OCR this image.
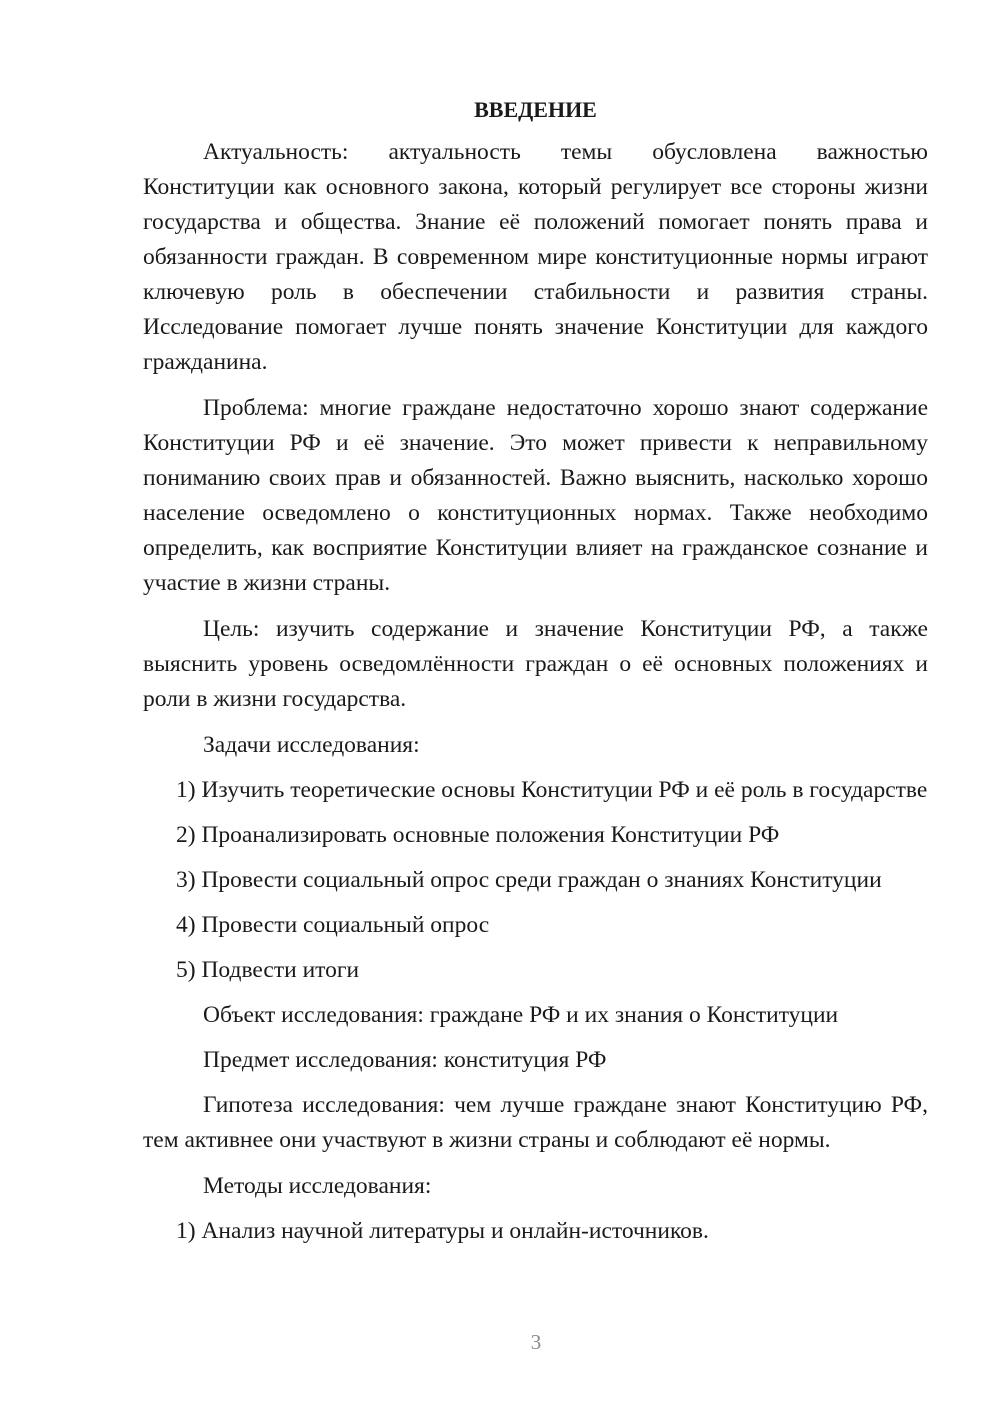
ВВЕДЕНИЕ

Актуальность: актуальность темы обусловлена важностью Конституции как основного закона, который регулирует все стороны жизни государства и общества. Знание её положений помогает понять права и обязанности граждан. В современном мире конституционные нормы играют ключевую роль в обеспечении стабильности и развития страны. Исследование помогает лучше понять значение Конституции для каждого гражданина.

Проблема: многие граждане недостаточно хорошо знают содержание Конституции РФ и её значение. Это может привести к неправильному пониманию своих прав и обязанностей. Важно выяснить, насколько хорошо население осведомлено о конституционных нормах. Также необходимо определить, как восприятие Конституции влияет на гражданское сознание и участие в жизни страны.

Цель: изучить содержание и значение Конституции РФ, а также выяснить уровень осведомлённости граждан о её основных положениях и роли в жизни государства.

Задачи исследования:

1) Изучить теоретические основы Конституции РФ и её роль в государстве

2) Проанализировать основные положения Конституции РФ

3) Провести социальный опрос среди граждан о знаниях Конституции

4) Провести социальный опрос

5) Подвести итоги

Объект исследования: граждане РФ и их знания о Конституции

Предмет исследования: конституция РФ

Гипотеза исследования: чем лучше граждане знают Конституцию РФ, тем активнее они участвуют в жизни страны и соблюдают её нормы.

Методы исследования:

1) Анализ научной литературы и онлайн-источников.

3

========================

#### WHAT YOU ARE ASKED TO DO:
Using the listing above, pull out all lines that hold the word "знают".

#### THE RESPONSE:
Проблема: многие граждане недостаточно хорошо знают содержание Конституции РФ и её значение. Это может привести к неправильному пониманию своих прав и обязанностей. Важно выяснить, насколько хорошо население осведомлено о конституционных нормах. Также необходимо определить, как восприятие Конституции влияет на гражданское сознание и участие в жизни страны.
Гипотеза исследования: чем лучше граждане знают Конституцию РФ, тем активнее они участвуют в жизни страны и соблюдают её нормы.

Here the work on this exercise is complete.